WRITTEN INSTRUCTION » Using the records below, locate all lines containing "name" and return them.

MATERIAL SHOWN »

------

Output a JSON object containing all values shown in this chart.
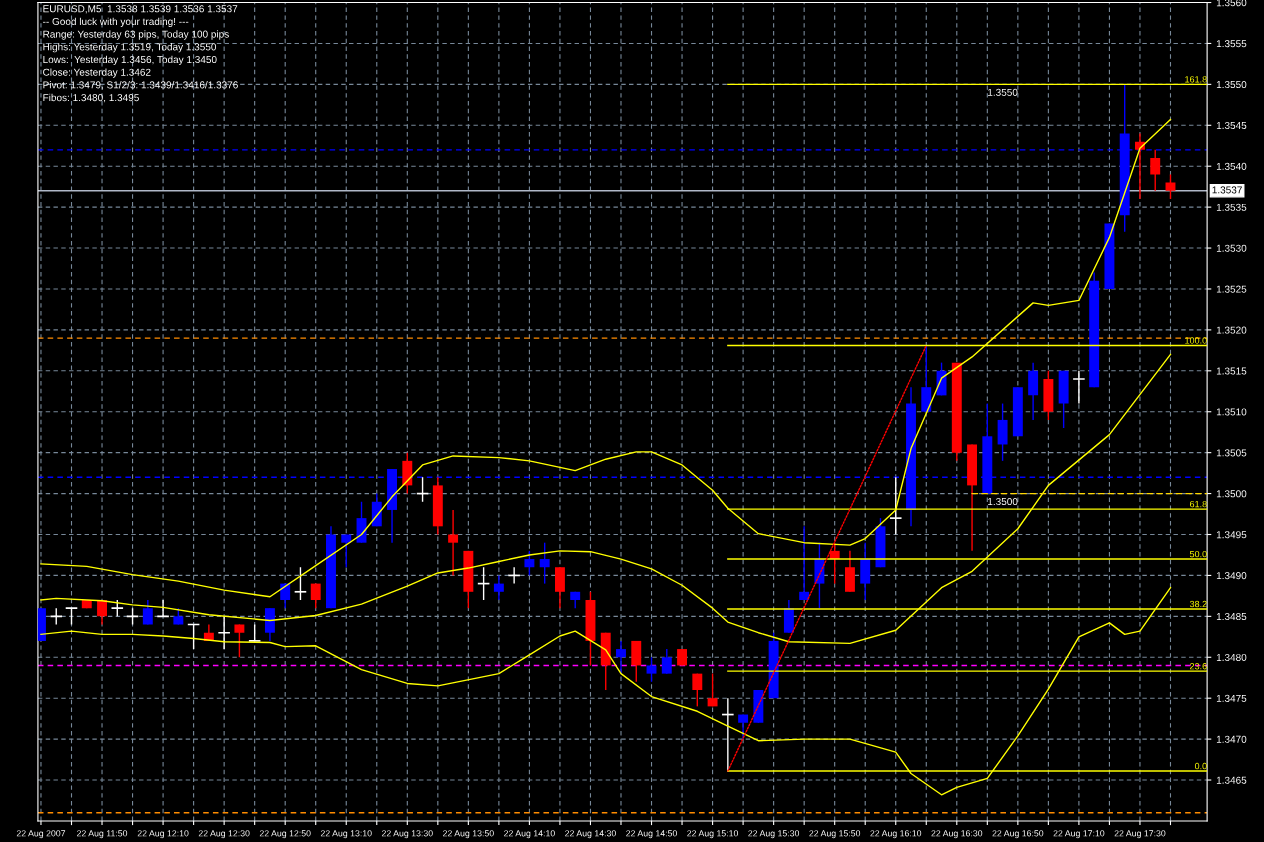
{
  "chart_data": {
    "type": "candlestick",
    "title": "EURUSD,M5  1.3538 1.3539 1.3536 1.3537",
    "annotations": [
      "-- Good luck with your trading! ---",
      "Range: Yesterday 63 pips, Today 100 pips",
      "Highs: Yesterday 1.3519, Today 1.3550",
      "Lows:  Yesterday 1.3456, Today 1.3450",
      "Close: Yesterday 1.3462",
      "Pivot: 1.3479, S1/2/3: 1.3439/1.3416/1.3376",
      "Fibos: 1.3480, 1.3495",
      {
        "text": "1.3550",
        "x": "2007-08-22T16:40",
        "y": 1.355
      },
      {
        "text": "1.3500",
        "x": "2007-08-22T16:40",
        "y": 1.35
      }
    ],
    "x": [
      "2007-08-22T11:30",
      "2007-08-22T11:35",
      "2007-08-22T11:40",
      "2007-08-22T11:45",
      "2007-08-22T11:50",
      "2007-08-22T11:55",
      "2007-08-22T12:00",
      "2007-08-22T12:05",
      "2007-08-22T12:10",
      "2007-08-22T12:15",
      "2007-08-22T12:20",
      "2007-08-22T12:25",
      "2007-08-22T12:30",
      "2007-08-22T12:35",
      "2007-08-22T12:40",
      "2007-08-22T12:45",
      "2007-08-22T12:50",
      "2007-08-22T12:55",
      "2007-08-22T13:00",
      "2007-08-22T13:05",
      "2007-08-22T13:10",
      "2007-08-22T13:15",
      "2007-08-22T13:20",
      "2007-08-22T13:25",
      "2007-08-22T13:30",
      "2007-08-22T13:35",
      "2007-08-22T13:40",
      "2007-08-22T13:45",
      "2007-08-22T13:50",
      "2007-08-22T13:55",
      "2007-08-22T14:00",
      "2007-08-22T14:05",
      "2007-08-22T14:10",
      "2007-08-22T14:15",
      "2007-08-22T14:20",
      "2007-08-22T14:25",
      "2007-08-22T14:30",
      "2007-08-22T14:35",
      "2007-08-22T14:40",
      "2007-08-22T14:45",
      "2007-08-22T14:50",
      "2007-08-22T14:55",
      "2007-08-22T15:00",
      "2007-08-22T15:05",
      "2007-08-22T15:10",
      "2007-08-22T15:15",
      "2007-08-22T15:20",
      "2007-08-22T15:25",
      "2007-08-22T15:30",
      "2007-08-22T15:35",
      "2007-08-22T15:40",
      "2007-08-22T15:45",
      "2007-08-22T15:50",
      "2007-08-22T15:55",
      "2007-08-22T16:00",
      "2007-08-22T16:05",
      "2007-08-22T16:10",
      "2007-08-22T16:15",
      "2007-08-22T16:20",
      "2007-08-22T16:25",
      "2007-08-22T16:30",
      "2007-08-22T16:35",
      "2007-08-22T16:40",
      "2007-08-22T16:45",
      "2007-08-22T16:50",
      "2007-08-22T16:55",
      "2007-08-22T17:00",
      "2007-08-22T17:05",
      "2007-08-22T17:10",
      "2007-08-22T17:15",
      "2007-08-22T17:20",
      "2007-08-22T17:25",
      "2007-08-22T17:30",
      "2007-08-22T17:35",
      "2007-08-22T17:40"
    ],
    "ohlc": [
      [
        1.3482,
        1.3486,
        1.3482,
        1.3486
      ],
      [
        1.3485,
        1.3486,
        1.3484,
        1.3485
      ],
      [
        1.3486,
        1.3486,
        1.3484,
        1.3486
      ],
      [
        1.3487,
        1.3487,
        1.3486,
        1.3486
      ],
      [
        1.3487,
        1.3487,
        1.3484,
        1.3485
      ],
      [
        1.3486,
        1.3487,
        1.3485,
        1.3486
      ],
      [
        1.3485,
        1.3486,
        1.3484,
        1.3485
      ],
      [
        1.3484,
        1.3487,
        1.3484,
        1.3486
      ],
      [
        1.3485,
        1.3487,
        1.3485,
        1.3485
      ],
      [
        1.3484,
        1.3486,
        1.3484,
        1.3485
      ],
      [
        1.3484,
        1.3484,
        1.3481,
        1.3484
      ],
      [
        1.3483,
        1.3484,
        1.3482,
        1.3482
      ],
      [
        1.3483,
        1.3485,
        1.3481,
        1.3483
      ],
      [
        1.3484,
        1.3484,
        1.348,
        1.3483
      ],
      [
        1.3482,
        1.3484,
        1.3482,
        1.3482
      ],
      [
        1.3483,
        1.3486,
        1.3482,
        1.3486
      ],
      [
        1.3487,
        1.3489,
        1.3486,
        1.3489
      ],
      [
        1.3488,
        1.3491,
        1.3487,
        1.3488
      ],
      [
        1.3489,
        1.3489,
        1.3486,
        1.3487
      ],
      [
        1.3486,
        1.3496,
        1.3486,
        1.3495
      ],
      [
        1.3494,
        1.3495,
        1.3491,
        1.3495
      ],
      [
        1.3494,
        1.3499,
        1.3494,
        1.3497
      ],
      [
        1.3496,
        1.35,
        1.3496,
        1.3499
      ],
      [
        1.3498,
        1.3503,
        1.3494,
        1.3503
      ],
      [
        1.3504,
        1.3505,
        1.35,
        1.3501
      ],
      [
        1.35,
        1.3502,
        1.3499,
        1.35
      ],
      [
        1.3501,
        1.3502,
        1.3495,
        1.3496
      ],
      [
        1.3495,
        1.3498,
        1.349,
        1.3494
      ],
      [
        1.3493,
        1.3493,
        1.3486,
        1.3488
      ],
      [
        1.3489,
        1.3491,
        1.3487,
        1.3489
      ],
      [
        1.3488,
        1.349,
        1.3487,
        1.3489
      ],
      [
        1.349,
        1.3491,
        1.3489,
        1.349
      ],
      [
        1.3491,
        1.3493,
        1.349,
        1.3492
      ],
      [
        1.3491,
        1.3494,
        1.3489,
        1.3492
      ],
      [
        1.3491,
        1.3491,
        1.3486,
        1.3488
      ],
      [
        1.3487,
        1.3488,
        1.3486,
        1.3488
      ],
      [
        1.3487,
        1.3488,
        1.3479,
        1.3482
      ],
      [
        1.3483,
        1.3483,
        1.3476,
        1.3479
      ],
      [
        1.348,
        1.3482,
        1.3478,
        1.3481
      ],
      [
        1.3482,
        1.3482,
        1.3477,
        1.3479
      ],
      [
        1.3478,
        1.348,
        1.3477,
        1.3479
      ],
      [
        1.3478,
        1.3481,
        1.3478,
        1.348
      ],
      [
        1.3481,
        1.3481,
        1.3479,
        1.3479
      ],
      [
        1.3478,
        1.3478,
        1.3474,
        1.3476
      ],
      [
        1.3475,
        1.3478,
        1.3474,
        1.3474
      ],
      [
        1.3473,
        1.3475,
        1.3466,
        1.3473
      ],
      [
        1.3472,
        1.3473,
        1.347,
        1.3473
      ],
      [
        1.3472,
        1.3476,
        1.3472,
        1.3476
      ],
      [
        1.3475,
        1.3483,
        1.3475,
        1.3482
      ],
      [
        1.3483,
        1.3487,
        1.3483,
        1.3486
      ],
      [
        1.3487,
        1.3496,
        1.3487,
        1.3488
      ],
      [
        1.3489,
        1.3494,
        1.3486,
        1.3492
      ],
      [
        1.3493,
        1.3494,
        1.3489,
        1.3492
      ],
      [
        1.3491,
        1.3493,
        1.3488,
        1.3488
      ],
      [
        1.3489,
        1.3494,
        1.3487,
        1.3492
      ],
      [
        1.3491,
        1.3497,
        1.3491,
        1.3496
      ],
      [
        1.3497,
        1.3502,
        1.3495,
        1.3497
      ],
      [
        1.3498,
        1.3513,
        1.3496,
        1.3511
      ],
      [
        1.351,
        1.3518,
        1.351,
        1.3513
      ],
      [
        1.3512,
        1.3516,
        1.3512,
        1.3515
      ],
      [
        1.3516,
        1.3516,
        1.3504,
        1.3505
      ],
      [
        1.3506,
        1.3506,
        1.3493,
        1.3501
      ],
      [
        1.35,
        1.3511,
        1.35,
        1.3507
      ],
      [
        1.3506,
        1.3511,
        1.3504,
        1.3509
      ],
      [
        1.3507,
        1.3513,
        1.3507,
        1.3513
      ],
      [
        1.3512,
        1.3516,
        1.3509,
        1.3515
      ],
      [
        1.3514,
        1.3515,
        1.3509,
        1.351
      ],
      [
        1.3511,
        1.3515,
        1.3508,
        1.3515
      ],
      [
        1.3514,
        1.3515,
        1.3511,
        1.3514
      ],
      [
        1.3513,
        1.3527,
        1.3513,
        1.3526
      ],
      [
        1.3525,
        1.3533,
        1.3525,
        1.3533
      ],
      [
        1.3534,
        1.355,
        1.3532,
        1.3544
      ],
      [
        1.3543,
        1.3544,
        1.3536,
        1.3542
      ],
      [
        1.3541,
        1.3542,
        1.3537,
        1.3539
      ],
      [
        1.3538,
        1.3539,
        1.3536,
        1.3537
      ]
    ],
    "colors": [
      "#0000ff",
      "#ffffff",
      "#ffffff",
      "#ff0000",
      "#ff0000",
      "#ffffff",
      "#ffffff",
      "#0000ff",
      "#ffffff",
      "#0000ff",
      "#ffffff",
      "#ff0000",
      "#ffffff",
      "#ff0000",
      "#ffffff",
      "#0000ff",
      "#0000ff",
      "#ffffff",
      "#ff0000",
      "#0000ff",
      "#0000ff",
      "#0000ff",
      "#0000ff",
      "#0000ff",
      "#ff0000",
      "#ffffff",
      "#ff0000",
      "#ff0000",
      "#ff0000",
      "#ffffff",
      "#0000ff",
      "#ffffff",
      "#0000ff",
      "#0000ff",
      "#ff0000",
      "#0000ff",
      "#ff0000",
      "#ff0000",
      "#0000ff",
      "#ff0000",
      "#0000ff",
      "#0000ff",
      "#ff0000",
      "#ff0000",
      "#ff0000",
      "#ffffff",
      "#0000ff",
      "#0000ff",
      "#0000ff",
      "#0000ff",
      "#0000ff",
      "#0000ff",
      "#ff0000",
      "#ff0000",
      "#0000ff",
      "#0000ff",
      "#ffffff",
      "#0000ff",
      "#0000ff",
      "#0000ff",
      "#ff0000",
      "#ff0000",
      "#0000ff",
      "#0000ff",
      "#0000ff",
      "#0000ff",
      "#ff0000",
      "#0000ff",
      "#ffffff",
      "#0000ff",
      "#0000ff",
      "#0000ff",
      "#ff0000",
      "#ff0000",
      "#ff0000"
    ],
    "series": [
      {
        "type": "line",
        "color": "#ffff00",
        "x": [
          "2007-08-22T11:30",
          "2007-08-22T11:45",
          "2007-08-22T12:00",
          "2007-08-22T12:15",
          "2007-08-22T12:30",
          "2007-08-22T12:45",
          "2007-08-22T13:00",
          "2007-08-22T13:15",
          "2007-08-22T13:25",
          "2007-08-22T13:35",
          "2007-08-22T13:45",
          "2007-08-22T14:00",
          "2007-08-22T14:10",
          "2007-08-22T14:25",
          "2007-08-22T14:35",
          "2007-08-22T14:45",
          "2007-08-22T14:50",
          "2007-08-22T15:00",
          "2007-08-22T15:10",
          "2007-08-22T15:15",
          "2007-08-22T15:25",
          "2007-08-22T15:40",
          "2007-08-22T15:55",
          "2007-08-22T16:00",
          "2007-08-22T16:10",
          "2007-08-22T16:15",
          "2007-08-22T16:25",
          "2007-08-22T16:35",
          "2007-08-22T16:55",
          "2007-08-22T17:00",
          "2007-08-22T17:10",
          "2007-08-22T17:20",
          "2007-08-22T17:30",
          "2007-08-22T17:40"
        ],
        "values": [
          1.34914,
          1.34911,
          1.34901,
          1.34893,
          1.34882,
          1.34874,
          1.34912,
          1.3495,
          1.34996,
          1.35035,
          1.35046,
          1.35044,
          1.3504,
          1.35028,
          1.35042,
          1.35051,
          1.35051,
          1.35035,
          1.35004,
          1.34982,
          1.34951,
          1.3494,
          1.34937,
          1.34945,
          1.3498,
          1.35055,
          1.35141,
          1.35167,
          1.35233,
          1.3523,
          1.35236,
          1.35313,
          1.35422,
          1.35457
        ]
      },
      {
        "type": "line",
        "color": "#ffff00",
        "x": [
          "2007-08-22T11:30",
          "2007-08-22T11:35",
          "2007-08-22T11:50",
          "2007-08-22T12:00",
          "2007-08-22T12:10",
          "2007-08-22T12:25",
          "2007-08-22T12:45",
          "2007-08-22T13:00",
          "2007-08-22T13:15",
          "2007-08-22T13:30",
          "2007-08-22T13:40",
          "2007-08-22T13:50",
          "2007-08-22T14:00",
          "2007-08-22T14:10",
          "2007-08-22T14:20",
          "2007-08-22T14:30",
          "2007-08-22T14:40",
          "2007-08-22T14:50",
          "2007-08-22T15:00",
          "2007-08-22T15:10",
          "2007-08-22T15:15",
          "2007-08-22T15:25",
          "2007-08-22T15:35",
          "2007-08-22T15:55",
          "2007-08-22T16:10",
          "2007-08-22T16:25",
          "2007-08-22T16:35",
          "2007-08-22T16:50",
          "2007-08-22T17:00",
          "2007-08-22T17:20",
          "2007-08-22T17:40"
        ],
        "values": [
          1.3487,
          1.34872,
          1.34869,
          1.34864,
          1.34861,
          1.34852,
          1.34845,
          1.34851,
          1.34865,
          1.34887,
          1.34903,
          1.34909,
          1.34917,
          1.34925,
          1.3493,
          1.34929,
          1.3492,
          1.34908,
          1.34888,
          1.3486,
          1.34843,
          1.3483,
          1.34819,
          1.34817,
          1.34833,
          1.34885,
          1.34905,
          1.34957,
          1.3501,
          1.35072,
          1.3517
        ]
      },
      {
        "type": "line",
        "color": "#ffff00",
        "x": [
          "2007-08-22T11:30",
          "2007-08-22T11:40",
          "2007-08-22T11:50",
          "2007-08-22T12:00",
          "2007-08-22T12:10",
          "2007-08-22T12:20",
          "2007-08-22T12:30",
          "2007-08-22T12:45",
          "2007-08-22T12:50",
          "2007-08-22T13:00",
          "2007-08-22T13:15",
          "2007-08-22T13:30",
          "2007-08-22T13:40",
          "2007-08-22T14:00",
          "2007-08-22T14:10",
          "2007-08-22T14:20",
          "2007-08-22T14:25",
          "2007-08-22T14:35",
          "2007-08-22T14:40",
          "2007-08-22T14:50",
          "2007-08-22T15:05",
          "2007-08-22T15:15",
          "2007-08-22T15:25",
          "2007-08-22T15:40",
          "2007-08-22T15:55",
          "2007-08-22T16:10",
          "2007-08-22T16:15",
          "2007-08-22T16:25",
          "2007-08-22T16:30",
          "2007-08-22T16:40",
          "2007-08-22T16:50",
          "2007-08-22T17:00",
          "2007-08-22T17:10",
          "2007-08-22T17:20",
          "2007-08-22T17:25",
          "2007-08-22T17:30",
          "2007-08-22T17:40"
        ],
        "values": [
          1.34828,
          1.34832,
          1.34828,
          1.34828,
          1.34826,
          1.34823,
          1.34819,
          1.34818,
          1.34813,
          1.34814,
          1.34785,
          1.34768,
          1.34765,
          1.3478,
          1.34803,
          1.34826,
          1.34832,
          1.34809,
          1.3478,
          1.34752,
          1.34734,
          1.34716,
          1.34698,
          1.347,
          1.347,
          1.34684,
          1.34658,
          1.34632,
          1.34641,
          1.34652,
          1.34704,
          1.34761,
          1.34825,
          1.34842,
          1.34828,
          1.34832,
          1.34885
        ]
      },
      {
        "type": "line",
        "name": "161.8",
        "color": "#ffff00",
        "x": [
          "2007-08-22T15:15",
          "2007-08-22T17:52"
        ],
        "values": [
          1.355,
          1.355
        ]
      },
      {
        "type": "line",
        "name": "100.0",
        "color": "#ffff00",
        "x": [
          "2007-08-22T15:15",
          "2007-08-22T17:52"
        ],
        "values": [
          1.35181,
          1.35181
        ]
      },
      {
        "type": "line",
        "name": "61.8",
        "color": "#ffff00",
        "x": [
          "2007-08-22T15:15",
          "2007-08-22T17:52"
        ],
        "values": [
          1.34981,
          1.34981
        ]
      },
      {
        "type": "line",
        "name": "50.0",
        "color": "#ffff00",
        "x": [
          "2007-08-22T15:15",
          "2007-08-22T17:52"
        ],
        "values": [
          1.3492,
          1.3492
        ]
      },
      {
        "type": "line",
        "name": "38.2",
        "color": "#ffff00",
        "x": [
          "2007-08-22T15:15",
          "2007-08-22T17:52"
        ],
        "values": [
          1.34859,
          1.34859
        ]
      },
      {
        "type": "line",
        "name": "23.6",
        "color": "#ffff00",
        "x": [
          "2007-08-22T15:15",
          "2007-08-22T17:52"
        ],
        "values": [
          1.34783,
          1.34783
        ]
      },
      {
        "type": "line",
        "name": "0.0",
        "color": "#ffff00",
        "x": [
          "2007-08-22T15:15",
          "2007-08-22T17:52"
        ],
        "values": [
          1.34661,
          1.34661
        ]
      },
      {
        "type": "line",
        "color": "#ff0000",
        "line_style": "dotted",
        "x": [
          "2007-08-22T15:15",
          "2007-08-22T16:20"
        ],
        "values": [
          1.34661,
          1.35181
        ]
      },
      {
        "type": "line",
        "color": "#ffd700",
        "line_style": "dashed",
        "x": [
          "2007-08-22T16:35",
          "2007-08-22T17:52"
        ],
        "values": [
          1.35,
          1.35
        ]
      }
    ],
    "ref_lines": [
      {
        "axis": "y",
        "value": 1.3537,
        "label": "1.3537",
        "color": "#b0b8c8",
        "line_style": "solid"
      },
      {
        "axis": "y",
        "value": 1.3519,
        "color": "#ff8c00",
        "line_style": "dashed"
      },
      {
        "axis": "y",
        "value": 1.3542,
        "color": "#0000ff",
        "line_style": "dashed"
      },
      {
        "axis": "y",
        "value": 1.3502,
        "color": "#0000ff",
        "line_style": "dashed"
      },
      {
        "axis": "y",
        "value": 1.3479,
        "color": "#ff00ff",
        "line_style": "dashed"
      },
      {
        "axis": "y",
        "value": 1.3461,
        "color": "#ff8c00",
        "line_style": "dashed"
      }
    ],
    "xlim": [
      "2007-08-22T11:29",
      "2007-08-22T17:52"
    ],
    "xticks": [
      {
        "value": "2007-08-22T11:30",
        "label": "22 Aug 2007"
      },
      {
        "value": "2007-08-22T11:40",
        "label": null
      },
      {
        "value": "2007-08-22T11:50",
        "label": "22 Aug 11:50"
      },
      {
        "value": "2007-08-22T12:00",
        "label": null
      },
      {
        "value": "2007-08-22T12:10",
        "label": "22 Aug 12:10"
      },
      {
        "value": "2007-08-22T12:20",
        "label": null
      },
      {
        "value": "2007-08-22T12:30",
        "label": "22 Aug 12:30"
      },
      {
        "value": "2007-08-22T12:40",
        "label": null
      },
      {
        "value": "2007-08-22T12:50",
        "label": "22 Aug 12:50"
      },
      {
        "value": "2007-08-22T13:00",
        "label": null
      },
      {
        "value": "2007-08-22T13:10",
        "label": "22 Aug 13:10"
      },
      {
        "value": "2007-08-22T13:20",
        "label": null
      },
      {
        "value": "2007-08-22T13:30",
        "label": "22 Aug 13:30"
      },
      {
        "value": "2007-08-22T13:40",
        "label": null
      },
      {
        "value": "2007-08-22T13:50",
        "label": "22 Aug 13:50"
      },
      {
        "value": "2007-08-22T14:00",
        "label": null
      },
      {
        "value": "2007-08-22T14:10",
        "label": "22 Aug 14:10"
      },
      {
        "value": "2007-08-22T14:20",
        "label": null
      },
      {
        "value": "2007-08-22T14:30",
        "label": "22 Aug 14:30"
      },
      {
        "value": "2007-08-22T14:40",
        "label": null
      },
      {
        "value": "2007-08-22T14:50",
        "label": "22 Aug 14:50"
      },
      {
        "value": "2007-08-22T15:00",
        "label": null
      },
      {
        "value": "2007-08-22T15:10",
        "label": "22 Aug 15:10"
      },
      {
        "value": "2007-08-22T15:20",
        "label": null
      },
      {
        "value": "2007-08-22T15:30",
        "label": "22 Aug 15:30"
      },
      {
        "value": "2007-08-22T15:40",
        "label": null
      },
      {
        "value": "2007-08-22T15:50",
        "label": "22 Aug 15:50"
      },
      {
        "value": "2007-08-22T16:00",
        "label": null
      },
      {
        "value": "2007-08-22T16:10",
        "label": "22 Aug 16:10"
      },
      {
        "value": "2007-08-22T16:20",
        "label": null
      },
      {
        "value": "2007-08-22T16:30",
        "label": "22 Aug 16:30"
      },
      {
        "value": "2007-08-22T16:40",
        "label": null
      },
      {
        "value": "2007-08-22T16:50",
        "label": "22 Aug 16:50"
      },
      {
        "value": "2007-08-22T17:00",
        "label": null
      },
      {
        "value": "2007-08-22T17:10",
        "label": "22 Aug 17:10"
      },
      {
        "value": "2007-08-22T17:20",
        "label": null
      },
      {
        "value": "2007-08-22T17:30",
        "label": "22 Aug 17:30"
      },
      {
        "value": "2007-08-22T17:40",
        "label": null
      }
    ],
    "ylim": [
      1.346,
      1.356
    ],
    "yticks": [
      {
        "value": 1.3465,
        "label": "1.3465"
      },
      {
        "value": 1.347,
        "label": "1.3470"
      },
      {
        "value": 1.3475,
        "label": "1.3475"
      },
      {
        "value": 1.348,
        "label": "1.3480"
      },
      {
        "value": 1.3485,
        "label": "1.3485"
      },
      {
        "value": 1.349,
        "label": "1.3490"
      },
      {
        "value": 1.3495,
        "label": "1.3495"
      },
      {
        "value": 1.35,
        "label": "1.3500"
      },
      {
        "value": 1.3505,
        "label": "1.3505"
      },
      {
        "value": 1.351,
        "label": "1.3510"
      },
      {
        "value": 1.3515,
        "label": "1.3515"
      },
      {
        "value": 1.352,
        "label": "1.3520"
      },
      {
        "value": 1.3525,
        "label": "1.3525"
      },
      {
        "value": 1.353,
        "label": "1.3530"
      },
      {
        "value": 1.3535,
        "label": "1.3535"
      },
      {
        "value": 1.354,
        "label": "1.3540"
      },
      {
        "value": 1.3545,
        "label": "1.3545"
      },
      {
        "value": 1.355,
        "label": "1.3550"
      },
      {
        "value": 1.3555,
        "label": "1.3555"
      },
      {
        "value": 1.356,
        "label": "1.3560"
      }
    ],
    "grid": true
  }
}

------

SOLUTION TO THIS TASK »
        "name": "161.8",
        "name": "100.0",
        "name": "61.8",
        "name": "50.0",
        "name": "38.2",
        "name": "23.6",
        "name": "0.0",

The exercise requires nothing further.